WRITTEN PROBLEM:
Set down all of the data that follows word for word, without the images.

ENTRIES SHOWN:
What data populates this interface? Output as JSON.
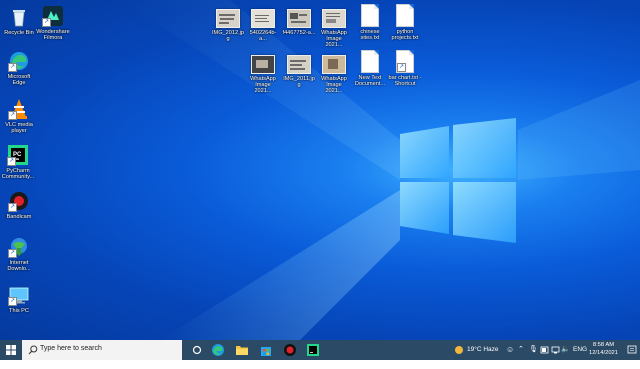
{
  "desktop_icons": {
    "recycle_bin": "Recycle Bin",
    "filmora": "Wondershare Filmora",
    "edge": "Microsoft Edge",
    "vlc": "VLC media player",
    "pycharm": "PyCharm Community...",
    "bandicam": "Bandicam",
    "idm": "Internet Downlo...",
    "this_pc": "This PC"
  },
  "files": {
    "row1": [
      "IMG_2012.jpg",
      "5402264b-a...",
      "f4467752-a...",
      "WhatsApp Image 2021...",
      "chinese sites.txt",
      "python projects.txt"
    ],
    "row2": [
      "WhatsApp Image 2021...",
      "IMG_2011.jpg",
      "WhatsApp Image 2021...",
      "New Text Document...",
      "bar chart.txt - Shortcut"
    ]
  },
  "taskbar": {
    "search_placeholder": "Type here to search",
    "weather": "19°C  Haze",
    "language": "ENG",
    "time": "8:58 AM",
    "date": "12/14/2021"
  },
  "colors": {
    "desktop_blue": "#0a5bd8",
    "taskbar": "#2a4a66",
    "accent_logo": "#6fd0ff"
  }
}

EXPECTED OUTPUT:
What data populates this interface? Output as JSON.
{
  "desktop_icons": {
    "recycle_bin": "Recycle Bin",
    "filmora": "Wondershare Filmora",
    "edge": "Microsoft Edge",
    "vlc": "VLC media player",
    "pycharm": "PyCharm Community...",
    "bandicam": "Bandicam",
    "idm": "Internet Downlo...",
    "this_pc": "This PC"
  },
  "files": {
    "row1": [
      "IMG_2012.jpg",
      "5402264b-a...",
      "f4467752-a...",
      "WhatsApp Image 2021...",
      "chinese sites.txt",
      "python projects.txt"
    ],
    "row2": [
      "WhatsApp Image 2021...",
      "IMG_2011.jpg",
      "WhatsApp Image 2021...",
      "New Text Document...",
      "bar chart.txt - Shortcut"
    ]
  },
  "taskbar": {
    "search_placeholder": "Type here to search",
    "weather": "19°C  Haze",
    "language": "ENG",
    "time": "8:58 AM",
    "date": "12/14/2021"
  },
  "colors": {
    "desktop_blue": "#0a5bd8",
    "taskbar": "#2a4a66",
    "accent_logo": "#6fd0ff"
  }
}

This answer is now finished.